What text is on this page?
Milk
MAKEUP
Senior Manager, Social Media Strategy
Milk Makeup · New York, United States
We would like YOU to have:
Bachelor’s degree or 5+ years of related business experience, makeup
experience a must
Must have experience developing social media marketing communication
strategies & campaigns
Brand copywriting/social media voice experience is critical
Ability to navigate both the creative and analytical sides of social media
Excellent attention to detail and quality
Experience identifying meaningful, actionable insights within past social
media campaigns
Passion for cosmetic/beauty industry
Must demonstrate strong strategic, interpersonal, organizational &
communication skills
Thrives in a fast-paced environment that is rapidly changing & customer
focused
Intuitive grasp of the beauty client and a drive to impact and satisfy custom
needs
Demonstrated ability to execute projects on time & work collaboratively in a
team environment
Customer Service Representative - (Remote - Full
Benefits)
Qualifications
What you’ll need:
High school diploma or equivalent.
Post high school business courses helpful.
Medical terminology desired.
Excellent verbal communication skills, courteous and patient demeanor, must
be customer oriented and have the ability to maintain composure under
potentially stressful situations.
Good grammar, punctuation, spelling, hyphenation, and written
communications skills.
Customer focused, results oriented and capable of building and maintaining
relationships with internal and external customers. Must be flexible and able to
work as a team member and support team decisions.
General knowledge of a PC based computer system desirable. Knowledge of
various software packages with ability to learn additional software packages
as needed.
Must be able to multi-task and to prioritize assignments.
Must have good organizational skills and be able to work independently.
********************
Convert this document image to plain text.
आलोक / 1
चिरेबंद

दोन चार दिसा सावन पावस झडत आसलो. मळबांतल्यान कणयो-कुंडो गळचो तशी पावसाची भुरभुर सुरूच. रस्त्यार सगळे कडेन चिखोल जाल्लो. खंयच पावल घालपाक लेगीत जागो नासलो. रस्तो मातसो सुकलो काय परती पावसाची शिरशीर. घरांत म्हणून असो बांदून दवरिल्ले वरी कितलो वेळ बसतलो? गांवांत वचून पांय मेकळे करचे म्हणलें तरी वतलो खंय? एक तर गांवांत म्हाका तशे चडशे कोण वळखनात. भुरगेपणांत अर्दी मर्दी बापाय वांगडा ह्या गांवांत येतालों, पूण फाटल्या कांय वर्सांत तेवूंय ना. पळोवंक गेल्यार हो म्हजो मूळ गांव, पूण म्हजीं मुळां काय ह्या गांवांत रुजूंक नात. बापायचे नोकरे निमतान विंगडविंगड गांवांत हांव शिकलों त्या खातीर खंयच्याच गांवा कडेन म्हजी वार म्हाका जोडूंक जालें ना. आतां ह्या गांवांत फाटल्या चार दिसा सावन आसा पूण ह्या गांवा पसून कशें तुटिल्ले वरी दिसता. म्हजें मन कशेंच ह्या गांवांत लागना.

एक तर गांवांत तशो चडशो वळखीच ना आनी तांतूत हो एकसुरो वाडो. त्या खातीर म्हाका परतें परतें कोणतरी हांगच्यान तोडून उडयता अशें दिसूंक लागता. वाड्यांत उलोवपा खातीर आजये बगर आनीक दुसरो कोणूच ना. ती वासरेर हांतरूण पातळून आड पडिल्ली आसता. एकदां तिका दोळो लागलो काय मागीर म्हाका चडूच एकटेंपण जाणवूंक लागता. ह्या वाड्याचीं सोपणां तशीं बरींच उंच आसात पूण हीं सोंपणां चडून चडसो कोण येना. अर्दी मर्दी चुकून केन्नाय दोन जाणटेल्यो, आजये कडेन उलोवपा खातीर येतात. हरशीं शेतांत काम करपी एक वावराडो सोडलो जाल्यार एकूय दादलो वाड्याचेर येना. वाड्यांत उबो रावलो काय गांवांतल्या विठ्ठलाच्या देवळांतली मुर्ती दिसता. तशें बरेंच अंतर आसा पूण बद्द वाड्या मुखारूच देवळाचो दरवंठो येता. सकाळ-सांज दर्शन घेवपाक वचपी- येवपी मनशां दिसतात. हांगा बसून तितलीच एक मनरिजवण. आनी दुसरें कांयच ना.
********************
WRITTEN PROBLEM
Search the preceding listing for the word "team" and pull out every line that holds it.

SOLUTION
team environment
work as a team member and support team decisions.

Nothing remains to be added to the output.